▸ Exercise brief
Without the pictures, copy the entries below word for word.

•••••

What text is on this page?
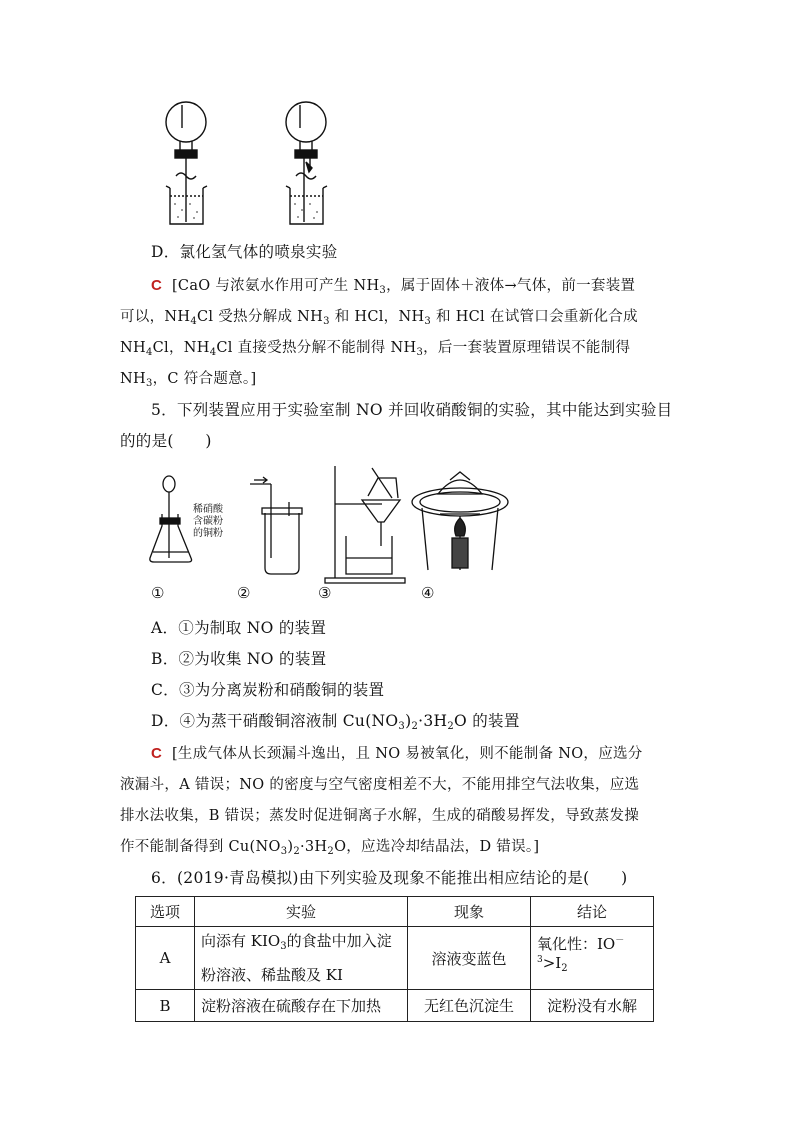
D．氯化氢气体的喷泉实验
C [CaO 与浓氨水作用可产生 $NH_3$，属于固体＋液体→气体，前一套装置
可以，$NH_4Cl$ 受热分解成 $NH_3$ 和 HCl，$NH_3$ 和 HCl 在试管口会重新化合成
$NH_4Cl$，$NH_4Cl$ 直接受热分解不能制得 $NH_3$，后一套装置原理错误不能制得
$NH_3$，C 符合题意。]
5．下列装置应用于实验室制 NO 并回收硝酸铜的实验，其中能达到实验目
的的是(　　)
稀硝酸
含碳粉
的铜粉
①	②	③	④
A．①为制取 NO 的装置
B．②为收集 NO 的装置
C．③为分离炭粉和硝酸铜的装置
D．④为蒸干硝酸铜溶液制 $Cu(NO_3)_2\cdot 3H_2O$ 的装置
C [生成气体从长颈漏斗逸出，且 NO 易被氧化，则不能制备 NO，应选分
液漏斗，A 错误；NO 的密度与空气密度相差不大，不能用排空气法收集，应选
排水法收集，B 错误；蒸发时促进铜离子水解，生成的硝酸易挥发，导致蒸发操
作不能制备得到 $Cu(NO_3)_2\cdot 3H_2O$，应选冷却结晶法，D 错误。]
6．(2019·青岛模拟)由下列实验及现象不能推出相应结论的是(　　)
选项	实验	现象	结论
A	向添有 $KIO_3$的食盐中加入淀
粉溶液、稀盐酸及 KI	溶液变蓝色	氧化性：$IO^{-3}>I_2$
B	淀粉溶液在硫酸存在下加热	无红色沉淀生	淀粉没有水解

•••••

▸ Expected output
What text is on this page?
D．氯化氢气体的喷泉实验
C [CaO 与浓氨水作用可产生 $NH_3$，属于固体＋液体→气体，前一套装置
可以，$NH_4Cl$ 受热分解成 $NH_3$ 和 HCl，$NH_3$ 和 HCl 在试管口会重新化合成
$NH_4Cl$，$NH_4Cl$ 直接受热分解不能制得 $NH_3$，后一套装置原理错误不能制得
$NH_3$，C 符合题意。]
5．下列装置应用于实验室制 NO 并回收硝酸铜的实验，其中能达到实验目
的的是(　　)
稀硝酸
含碳粉
的铜粉
①	②	③	④
A．①为制取 NO 的装置
B．②为收集 NO 的装置
C．③为分离炭粉和硝酸铜的装置
D．④为蒸干硝酸铜溶液制 $Cu(NO_3)_2\cdot 3H_2O$ 的装置
C [生成气体从长颈漏斗逸出，且 NO 易被氧化，则不能制备 NO，应选分
液漏斗，A 错误；NO 的密度与空气密度相差不大，不能用排空气法收集，应选
排水法收集，B 错误；蒸发时促进铜离子水解，生成的硝酸易挥发，导致蒸发操
作不能制备得到 $Cu(NO_3)_2\cdot 3H_2O$，应选冷却结晶法，D 错误。]
6．(2019·青岛模拟)由下列实验及现象不能推出相应结论的是(　　)
选项	实验	现象	结论
A	向添有 $KIO_3$的食盐中加入淀
粉溶液、稀盐酸及 KI	溶液变蓝色	氧化性：$IO^{-3}>I_2$
B	淀粉溶液在硫酸存在下加热	无红色沉淀生	淀粉没有水解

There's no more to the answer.